- **What is expected**
Reproduce every record below exactly as written, but leave out any pictures.

◇ ◇ ◇ ◇ ◇ ◇ ◇

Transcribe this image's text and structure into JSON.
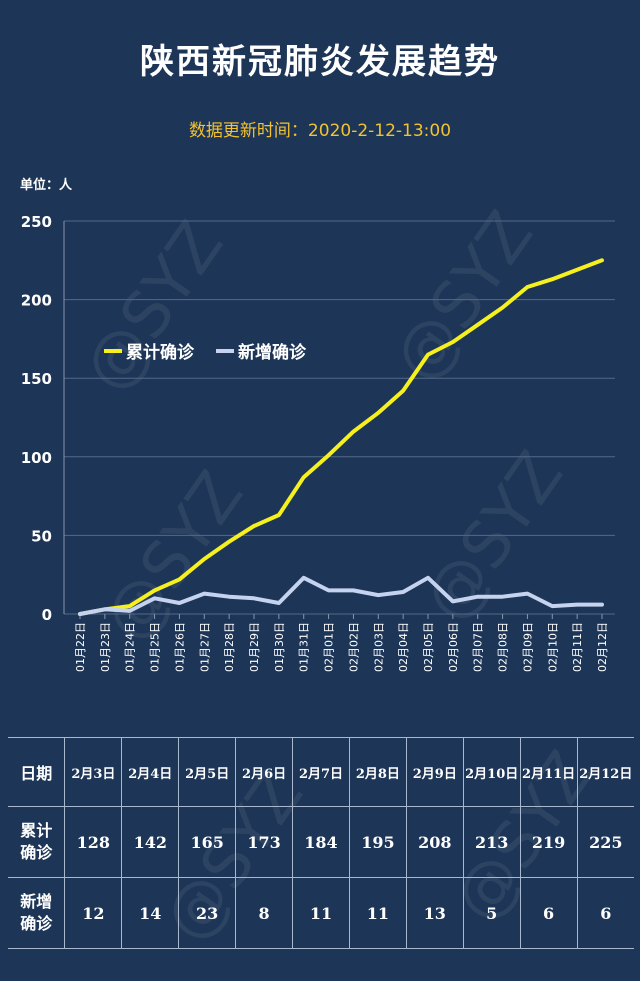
{
  "title": "陕西新冠肺炎发展趋势",
  "subtitle": "数据更新时间：2020-2-12-13:00",
  "unit_label": "单位：人",
  "watermark_text": "@SYZ",
  "chart_data": {
    "type": "line",
    "x": [
      "01月22日",
      "01月23日",
      "01月24日",
      "01月25日",
      "01月26日",
      "01月27日",
      "01月28日",
      "01月29日",
      "01月30日",
      "01月31日",
      "02月01日",
      "02月02日",
      "02月03日",
      "02月04日",
      "02月05日",
      "02月06日",
      "02月07日",
      "02月08日",
      "02月09日",
      "02月10日",
      "02月11日",
      "02月12日"
    ],
    "series": [
      {
        "name": "累计确诊",
        "color": "#f5f01e",
        "values": [
          0,
          3,
          5,
          15,
          22,
          35,
          46,
          56,
          63,
          87,
          101,
          116,
          128,
          142,
          165,
          173,
          184,
          195,
          208,
          213,
          219,
          225
        ]
      },
      {
        "name": "新增确诊",
        "color": "#c5d3ef",
        "values": [
          0,
          3,
          2,
          10,
          7,
          13,
          11,
          10,
          7,
          23,
          15,
          15,
          12,
          14,
          23,
          8,
          11,
          11,
          13,
          5,
          6,
          6
        ]
      }
    ],
    "ylim": [
      0,
      250
    ],
    "yticks": [
      0,
      50,
      100,
      150,
      200,
      250
    ],
    "legend": "top-left",
    "grid": true
  },
  "table": {
    "header_label": "日期",
    "dates": [
      "2月3日",
      "2月4日",
      "2月5日",
      "2月6日",
      "2月7日",
      "2月8日",
      "2月9日",
      "2月10日",
      "2月11日",
      "2月12日"
    ],
    "rows": [
      {
        "label_line1": "累计",
        "label_line2": "确诊",
        "values": [
          "128",
          "142",
          "165",
          "173",
          "184",
          "195",
          "208",
          "213",
          "219",
          "225"
        ]
      },
      {
        "label_line1": "新增",
        "label_line2": "确诊",
        "values": [
          "12",
          "14",
          "23",
          "8",
          "11",
          "11",
          "13",
          "5",
          "6",
          "6"
        ]
      }
    ]
  }
}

◇ ◇ ◇ ◇ ◇ ◇ ◇

- **Answer to this task**
Transcribe this image's text and structure into JSON.
{
  "title": "陕西新冠肺炎发展趋势",
  "subtitle": "数据更新时间：2020-2-12-13:00",
  "unit_label": "单位：人",
  "watermark_text": "@SYZ",
  "chart_data": {
    "type": "line",
    "x": [
      "01月22日",
      "01月23日",
      "01月24日",
      "01月25日",
      "01月26日",
      "01月27日",
      "01月28日",
      "01月29日",
      "01月30日",
      "01月31日",
      "02月01日",
      "02月02日",
      "02月03日",
      "02月04日",
      "02月05日",
      "02月06日",
      "02月07日",
      "02月08日",
      "02月09日",
      "02月10日",
      "02月11日",
      "02月12日"
    ],
    "series": [
      {
        "name": "累计确诊",
        "color": "#f5f01e",
        "values": [
          0,
          3,
          5,
          15,
          22,
          35,
          46,
          56,
          63,
          87,
          101,
          116,
          128,
          142,
          165,
          173,
          184,
          195,
          208,
          213,
          219,
          225
        ]
      },
      {
        "name": "新增确诊",
        "color": "#c5d3ef",
        "values": [
          0,
          3,
          2,
          10,
          7,
          13,
          11,
          10,
          7,
          23,
          15,
          15,
          12,
          14,
          23,
          8,
          11,
          11,
          13,
          5,
          6,
          6
        ]
      }
    ],
    "ylim": [
      0,
      250
    ],
    "yticks": [
      0,
      50,
      100,
      150,
      200,
      250
    ],
    "legend": "top-left",
    "grid": true
  },
  "table": {
    "header_label": "日期",
    "dates": [
      "2月3日",
      "2月4日",
      "2月5日",
      "2月6日",
      "2月7日",
      "2月8日",
      "2月9日",
      "2月10日",
      "2月11日",
      "2月12日"
    ],
    "rows": [
      {
        "label_line1": "累计",
        "label_line2": "确诊",
        "values": [
          "128",
          "142",
          "165",
          "173",
          "184",
          "195",
          "208",
          "213",
          "219",
          "225"
        ]
      },
      {
        "label_line1": "新增",
        "label_line2": "确诊",
        "values": [
          "12",
          "14",
          "23",
          "8",
          "11",
          "11",
          "13",
          "5",
          "6",
          "6"
        ]
      }
    ]
  }
}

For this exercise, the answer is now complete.